REQUIRED WORK. Write out each line in which the string "hiểm" is present.

[start of AVAILABLE RECORDS]

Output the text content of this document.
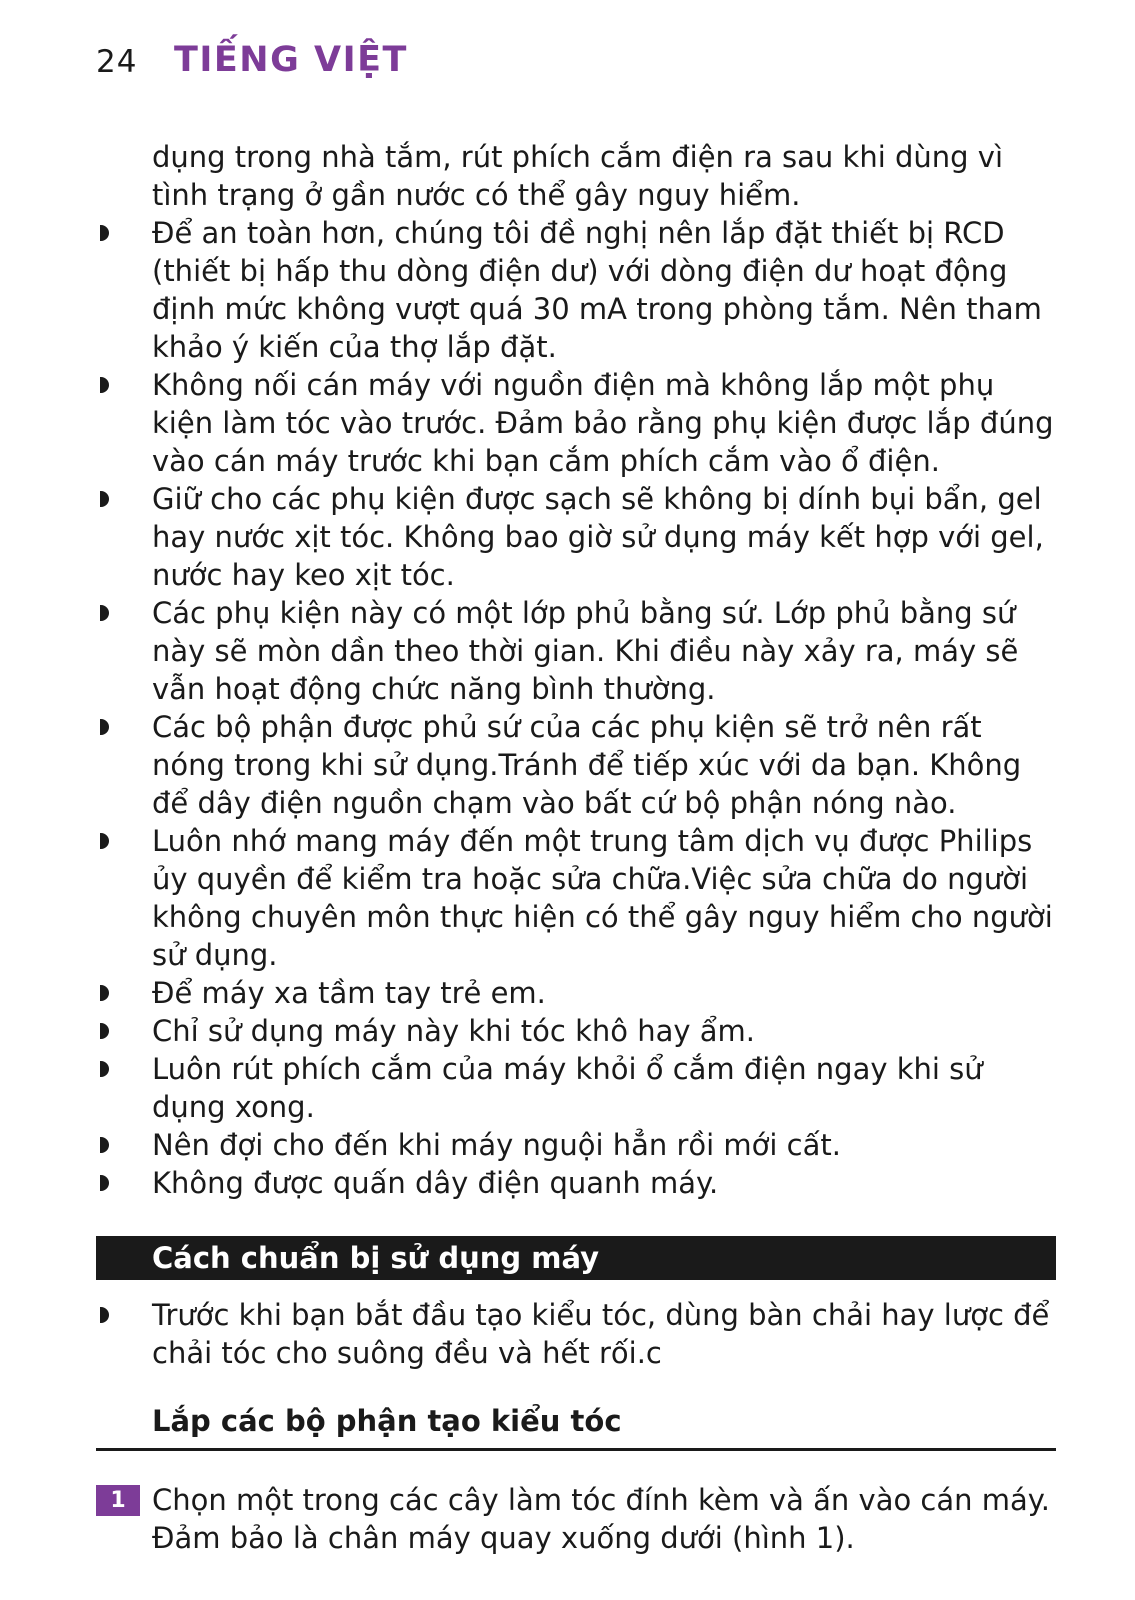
24 TIẾNG VIỆT
dụng trong nhà tắm, rút phích cắm điện ra sau khi dùng vì tình trạng ở gần nước có thể gây nguy hiểm.
Để an toàn hơn, chúng tôi đề nghị nên lắp đặt thiết bị RCD (thiết bị hấp thu dòng điện dư) với dòng điện dư hoạt động định mức không vượt quá 30 mA trong phòng tắm. Nên tham khảo ý kiến của thợ lắp đặt.
Không nối cán máy với nguồn điện mà không lắp một phụ kiện làm tóc vào trước. Đảm bảo rằng phụ kiện được lắp đúng vào cán máy trước khi bạn cắm phích cắm vào ổ điện.
Giữ cho các phụ kiện được sạch sẽ không bị dính bụi bẩn, gel hay nước xịt tóc. Không bao giờ sử dụng máy kết hợp với gel, nước hay keo xịt tóc.
Các phụ kiện này có một lớp phủ bằng sứ. Lớp phủ bằng sứ này sẽ mòn dần theo thời gian. Khi điều này xảy ra, máy sẽ vẫn hoạt động chức năng bình thường.
Các bộ phận được phủ sứ của các phụ kiện sẽ trở nên rất nóng trong khi sử dụng.Tránh để tiếp xúc với da bạn. Không để dây điện nguồn chạm vào bất cứ bộ phận nóng nào.
Luôn nhớ mang máy đến một trung tâm dịch vụ được Philips ủy quyền để kiểm tra hoặc sửa chữa.Việc sửa chữa do người không chuyên môn thực hiện có thể gây nguy hiểm cho người sử dụng.
Để máy xa tầm tay trẻ em.
Chỉ sử dụng máy này khi tóc khô hay ẩm.
Luôn rút phích cắm của máy khỏi ổ cắm điện ngay khi sử dụng xong.
Nên đợi cho đến khi máy nguội hẳn rồi mới cất.
Không được quấn dây điện quanh máy.
Cách chuẩn bị sử dụng máy
Trước khi bạn bắt đầu tạo kiểu tóc, dùng bàn chải hay lược để chải tóc cho suông đều và hết rối.c
Lắp các bộ phận tạo kiểu tóc
1 Chọn một trong các cây làm tóc đính kèm và ấn vào cán máy. Đảm bảo là chân máy quay xuống dưới (hình 1).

[end of AVAILABLE RECORDS]

SOLUTION FOR THIS PROBLEM.
dụng trong nhà tắm, rút phích cắm điện ra sau khi dùng vì tình trạng ở gần nước có thể gây nguy hiểm.
Luôn nhớ mang máy đến một trung tâm dịch vụ được Philips ủy quyền để kiểm tra hoặc sửa chữa.Việc sửa chữa do người không chuyên môn thực hiện có thể gây nguy hiểm cho người sử dụng.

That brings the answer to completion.